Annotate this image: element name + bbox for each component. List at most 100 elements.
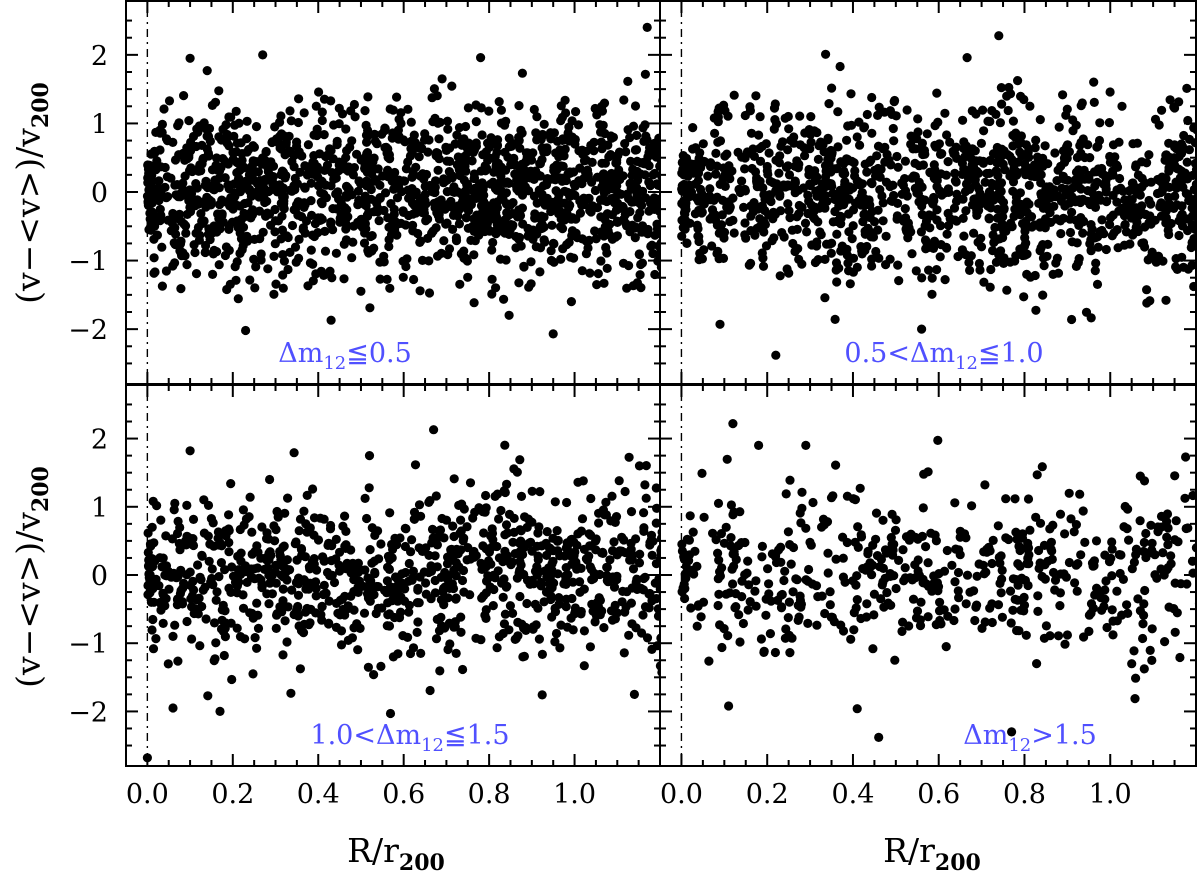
data-point — [873, 110, 883, 120]
data-point — [1006, 618, 1016, 628]
data-point — [615, 203, 625, 213]
data-point — [1150, 550, 1160, 560]
data-point — [954, 593, 964, 603]
data-point — [556, 101, 566, 111]
data-point — [403, 157, 413, 167]
data-point — [951, 177, 961, 187]
data-point — [827, 83, 837, 93]
data-point — [400, 541, 410, 552]
data-point — [408, 573, 418, 583]
data-point — [224, 524, 234, 534]
data-point — [220, 250, 230, 261]
data-point — [161, 193, 171, 203]
data-point — [637, 258, 648, 268]
data-point — [350, 569, 360, 580]
data-point — [533, 170, 543, 180]
data-point — [1131, 160, 1141, 170]
data-point — [1122, 600, 1132, 610]
data-point — [148, 496, 158, 506]
y-axis-title-bottom: (v−<v>)/v200 — [9, 466, 54, 688]
data-point — [294, 234, 304, 244]
data-point — [1067, 314, 1077, 325]
data-point — [290, 539, 300, 549]
data-point — [476, 53, 486, 63]
data-point — [652, 179, 659, 189]
data-point — [1035, 518, 1046, 528]
data-point — [1038, 240, 1048, 250]
data-point — [1127, 195, 1137, 205]
data-point — [192, 183, 202, 193]
data-point — [1080, 537, 1090, 548]
data-point — [1072, 586, 1082, 596]
data-point — [1138, 619, 1148, 629]
data-point — [644, 206, 654, 216]
data-point — [951, 196, 962, 206]
data-point — [429, 425, 439, 435]
data-point — [203, 229, 213, 239]
data-point — [319, 514, 329, 524]
data-point — [823, 154, 833, 165]
data-point — [761, 241, 772, 251]
data-point — [360, 565, 370, 575]
data-point — [718, 174, 728, 184]
data-point — [555, 643, 565, 653]
data-point — [771, 350, 781, 360]
data-point — [539, 235, 549, 245]
data-point — [579, 626, 590, 636]
data-point — [1178, 175, 1188, 185]
x-tick-label: 0.6 — [917, 779, 960, 810]
data-point — [985, 603, 995, 613]
data-point — [436, 248, 446, 258]
data-point — [227, 674, 237, 685]
data-point — [1107, 544, 1117, 554]
data-point — [1146, 199, 1156, 209]
data-point — [226, 479, 236, 489]
data-point — [1139, 546, 1149, 557]
data-point — [1032, 152, 1043, 162]
data-point — [1062, 630, 1072, 640]
data-point — [398, 256, 408, 266]
data-point — [459, 533, 469, 543]
data-point — [820, 608, 830, 619]
data-point — [335, 566, 345, 576]
data-point — [917, 531, 928, 542]
data-point — [628, 564, 639, 574]
data-point — [401, 524, 411, 534]
data-point — [592, 203, 603, 213]
data-point — [187, 634, 197, 644]
data-point — [677, 231, 687, 241]
y-tick-label: 0 — [91, 561, 108, 592]
data-point — [199, 118, 209, 128]
data-point — [708, 211, 718, 221]
data-point — [302, 170, 313, 180]
data-point — [745, 102, 755, 112]
data-point — [694, 232, 704, 242]
data-point — [1139, 664, 1149, 674]
data-point — [998, 212, 1008, 222]
data-point — [185, 580, 195, 591]
data-point — [652, 641, 659, 651]
data-point — [794, 612, 804, 622]
data-point — [1003, 105, 1013, 116]
data-point — [300, 161, 310, 171]
data-point — [1080, 152, 1090, 163]
data-point — [653, 604, 659, 614]
data-point — [791, 574, 801, 584]
data-point — [1105, 220, 1115, 230]
data-point — [1013, 157, 1023, 167]
data-point — [356, 286, 366, 296]
data-point — [177, 251, 187, 261]
data-point — [456, 138, 466, 148]
data-point — [154, 581, 164, 591]
data-point — [576, 526, 587, 536]
data-point — [231, 275, 241, 285]
data-point — [636, 583, 646, 594]
data-point — [838, 572, 849, 582]
data-point — [547, 220, 557, 230]
data-point — [721, 522, 731, 532]
data-point — [725, 217, 735, 227]
data-point — [197, 601, 207, 612]
data-point — [285, 247, 295, 257]
data-point — [776, 141, 786, 151]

+---+

Exercise directions = Could you convert the material above into a Markdown table with the columns "No." and "Line", one numbered row per line, skipping blank lines and leaving out the picture?

Solution =
| No. | Line |
|---|---|
| 1 | Annotate this image: element name + bbox for each component. List at most 100 elements. |
| 2 | data-point — [873, 110, 883, 120] |
| 3 | data-point — [1006, 618, 1016, 628] |
| 4 | data-point — [615, 203, 625, 213] |
| 5 | data-point — [1150, 550, 1160, 560] |
| 6 | data-point — [954, 593, 964, 603] |
| 7 | data-point — [556, 101, 566, 111] |
| 8 | data-point — [403, 157, 413, 167] |
| 9 | data-point — [951, 177, 961, 187] |
| 10 | data-point — [827, 83, 837, 93] |
| 11 | data-point — [400, 541, 410, 552] |
| 12 | data-point — [408, 573, 418, 583] |
| 13 | data-point — [224, 524, 234, 534] |
| 14 | data-point — [220, 250, 230, 261] |
| 15 | data-point — [161, 193, 171, 203] |
| 16 | data-point — [637, 258, 648, 268] |
| 17 | data-point — [350, 569, 360, 580] |
| 18 | data-point — [533, 170, 543, 180] |
| 19 | data-point — [1131, 160, 1141, 170] |
| 20 | data-point — [1122, 600, 1132, 610] |
| 21 | data-point — [148, 496, 158, 506] |
| 22 | y-axis-title-bottom: (v−<v>)/v200 — [9, 466, 54, 688] |
| 23 | data-point — [294, 234, 304, 244] |
| 24 | data-point — [1067, 314, 1077, 325] |
| 25 | data-point — [290, 539, 300, 549] |
| 26 | data-point — [476, 53, 486, 63] |
| 27 | data-point — [652, 179, 659, 189] |
| 28 | data-point — [1035, 518, 1046, 528] |
| 29 | data-point — [1038, 240, 1048, 250] |
| 30 | data-point — [1127, 195, 1137, 205] |
| 31 | data-point — [192, 183, 202, 193] |
| 32 | data-point — [1080, 537, 1090, 548] |
| 33 | data-point — [1072, 586, 1082, 596] |
| 34 | data-point — [1138, 619, 1148, 629] |
| 35 | data-point — [644, 206, 654, 216] |
| 36 | data-point — [951, 196, 962, 206] |
| 37 | data-point — [429, 425, 439, 435] |
| 38 | data-point — [203, 229, 213, 239] |
| 39 | data-point — [319, 514, 329, 524] |
| 40 | data-point — [823, 154, 833, 165] |
| 41 | data-point — [761, 241, 772, 251] |
| 42 | data-point — [360, 565, 370, 575] |
| 43 | data-point — [718, 174, 728, 184] |
| 44 | data-point — [555, 643, 565, 653] |
| 45 | data-point — [771, 350, 781, 360] |
| 46 | data-point — [539, 235, 549, 245] |
| 47 | data-point — [579, 626, 590, 636] |
| 48 | data-point — [1178, 175, 1188, 185] |
| 49 | x-tick-label: 0.6 — [917, 779, 960, 810] |
| 50 | data-point — [985, 603, 995, 613] |
| 51 | data-point — [436, 248, 446, 258] |
| 52 | data-point — [227, 674, 237, 685] |
| 53 | data-point — [1107, 544, 1117, 554] |
| 54 | data-point — [1146, 199, 1156, 209] |
| 55 | data-point — [226, 479, 236, 489] |
| 56 | data-point — [1139, 546, 1149, 557] |
| 57 | data-point — [1032, 152, 1043, 162] |
| 58 | data-point — [1062, 630, 1072, 640] |
| 59 | data-point — [398, 256, 408, 266] |
| 60 | data-point — [459, 533, 469, 543] |
| 61 | data-point — [820, 608, 830, 619] |
| 62 | data-point — [335, 566, 345, 576] |
| 63 | data-point — [917, 531, 928, 542] |
| 64 | data-point — [628, 564, 639, 574] |
| 65 | data-point — [401, 524, 411, 534] |
| 66 | data-point — [592, 203, 603, 213] |
| 67 | data-point — [187, 634, 197, 644] |
| 68 | data-point — [677, 231, 687, 241] |
| 69 | y-tick-label: 0 — [91, 561, 108, 592] |
| 70 | data-point — [199, 118, 209, 128] |
| 71 | data-point — [708, 211, 718, 221] |
| 72 | data-point — [302, 170, 313, 180] |
| 73 | data-point — [745, 102, 755, 112] |
| 74 | data-point — [694, 232, 704, 242] |
| 75 | data-point — [1139, 664, 1149, 674] |
| 76 | data-point — [998, 212, 1008, 222] |
| 77 | data-point — [185, 580, 195, 591] |
| 78 | data-point — [652, 641, 659, 651] |
| 79 | data-point — [794, 612, 804, 622] |
| 80 | data-point — [1003, 105, 1013, 116] |
| 81 | data-point — [300, 161, 310, 171] |
| 82 | data-point — [1080, 152, 1090, 163] |
| 83 | data-point — [653, 604, 659, 614] |
| 84 | data-point — [791, 574, 801, 584] |
| 85 | data-point — [1105, 220, 1115, 230] |
| 86 | data-point — [1013, 157, 1023, 167] |
| 87 | data-point — [356, 286, 366, 296] |
| 88 | data-point — [177, 251, 187, 261] |
| 89 | data-point — [456, 138, 466, 148] |
| 90 | data-point — [154, 581, 164, 591] |
| 91 | data-point — [576, 526, 587, 536] |
| 92 | data-point — [231, 275, 241, 285] |
| 93 | data-point — [636, 583, 646, 594] |
| 94 | data-point — [838, 572, 849, 582] |
| 95 | data-point — [547, 220, 557, 230] |
| 96 | data-point — [721, 522, 731, 532] |
| 97 | data-point — [725, 217, 735, 227] |
| 98 | data-point — [197, 601, 207, 612] |
| 99 | data-point — [285, 247, 295, 257] |
| 100 | data-point — [776, 141, 786, 151] |